▸ **The input**
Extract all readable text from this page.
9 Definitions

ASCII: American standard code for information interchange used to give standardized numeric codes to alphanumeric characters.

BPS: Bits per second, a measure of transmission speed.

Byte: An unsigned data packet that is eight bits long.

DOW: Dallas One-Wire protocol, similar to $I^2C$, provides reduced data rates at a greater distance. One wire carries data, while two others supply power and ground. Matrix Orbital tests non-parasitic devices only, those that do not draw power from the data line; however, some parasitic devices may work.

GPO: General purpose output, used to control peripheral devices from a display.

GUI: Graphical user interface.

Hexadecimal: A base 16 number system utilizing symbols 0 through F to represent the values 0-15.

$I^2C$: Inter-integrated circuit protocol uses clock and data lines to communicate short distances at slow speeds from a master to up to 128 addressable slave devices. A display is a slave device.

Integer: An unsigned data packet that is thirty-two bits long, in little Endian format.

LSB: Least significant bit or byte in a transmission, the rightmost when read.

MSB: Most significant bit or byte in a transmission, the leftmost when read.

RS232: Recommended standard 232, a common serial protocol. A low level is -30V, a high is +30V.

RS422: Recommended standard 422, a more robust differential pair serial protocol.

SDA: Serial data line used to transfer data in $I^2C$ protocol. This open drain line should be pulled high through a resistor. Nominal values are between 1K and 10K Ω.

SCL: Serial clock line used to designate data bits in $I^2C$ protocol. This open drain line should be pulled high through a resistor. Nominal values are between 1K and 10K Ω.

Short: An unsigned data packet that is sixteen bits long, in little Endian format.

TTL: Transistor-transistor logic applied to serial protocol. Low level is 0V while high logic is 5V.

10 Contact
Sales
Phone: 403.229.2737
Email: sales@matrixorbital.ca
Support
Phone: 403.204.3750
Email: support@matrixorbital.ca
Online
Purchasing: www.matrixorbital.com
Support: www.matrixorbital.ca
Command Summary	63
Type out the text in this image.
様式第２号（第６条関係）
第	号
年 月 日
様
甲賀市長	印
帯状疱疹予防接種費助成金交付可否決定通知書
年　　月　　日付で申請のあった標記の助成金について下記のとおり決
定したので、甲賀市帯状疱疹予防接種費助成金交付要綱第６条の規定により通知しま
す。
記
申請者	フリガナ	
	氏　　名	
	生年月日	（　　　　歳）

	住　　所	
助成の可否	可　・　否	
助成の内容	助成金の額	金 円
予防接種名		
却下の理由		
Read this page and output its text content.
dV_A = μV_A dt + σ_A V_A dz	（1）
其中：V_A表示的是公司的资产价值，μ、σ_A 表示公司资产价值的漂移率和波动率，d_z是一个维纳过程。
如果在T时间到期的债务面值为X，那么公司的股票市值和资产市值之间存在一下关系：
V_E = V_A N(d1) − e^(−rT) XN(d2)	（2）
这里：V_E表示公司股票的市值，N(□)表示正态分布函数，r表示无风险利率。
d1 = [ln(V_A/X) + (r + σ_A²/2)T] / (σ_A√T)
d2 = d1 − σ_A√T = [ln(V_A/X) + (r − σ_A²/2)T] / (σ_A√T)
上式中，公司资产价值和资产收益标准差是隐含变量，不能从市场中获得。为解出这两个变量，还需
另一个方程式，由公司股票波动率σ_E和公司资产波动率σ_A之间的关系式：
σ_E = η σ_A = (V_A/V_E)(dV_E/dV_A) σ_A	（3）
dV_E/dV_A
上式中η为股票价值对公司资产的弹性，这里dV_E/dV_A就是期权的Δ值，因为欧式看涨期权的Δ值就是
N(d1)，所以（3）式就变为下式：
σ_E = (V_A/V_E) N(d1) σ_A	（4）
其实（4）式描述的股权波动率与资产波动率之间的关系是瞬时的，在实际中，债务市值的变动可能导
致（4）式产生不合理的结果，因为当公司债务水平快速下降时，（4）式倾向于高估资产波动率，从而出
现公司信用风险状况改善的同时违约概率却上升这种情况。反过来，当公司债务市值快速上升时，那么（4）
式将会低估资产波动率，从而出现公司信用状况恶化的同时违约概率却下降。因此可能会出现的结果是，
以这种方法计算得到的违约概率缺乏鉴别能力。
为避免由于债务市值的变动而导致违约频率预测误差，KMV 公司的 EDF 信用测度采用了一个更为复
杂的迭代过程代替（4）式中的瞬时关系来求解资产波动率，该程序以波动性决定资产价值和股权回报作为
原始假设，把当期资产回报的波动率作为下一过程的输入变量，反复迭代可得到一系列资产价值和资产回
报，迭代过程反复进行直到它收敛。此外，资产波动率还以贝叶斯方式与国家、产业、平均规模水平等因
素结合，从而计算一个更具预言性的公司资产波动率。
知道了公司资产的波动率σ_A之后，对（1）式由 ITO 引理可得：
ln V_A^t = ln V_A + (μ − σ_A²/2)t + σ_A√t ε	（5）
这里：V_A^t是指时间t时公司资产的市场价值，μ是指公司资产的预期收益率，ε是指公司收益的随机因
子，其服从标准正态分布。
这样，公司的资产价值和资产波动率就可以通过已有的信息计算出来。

▸ **Challenge**
Tally the lines holding the string "output" and give only the count.

▸ **Result of this exercise**
2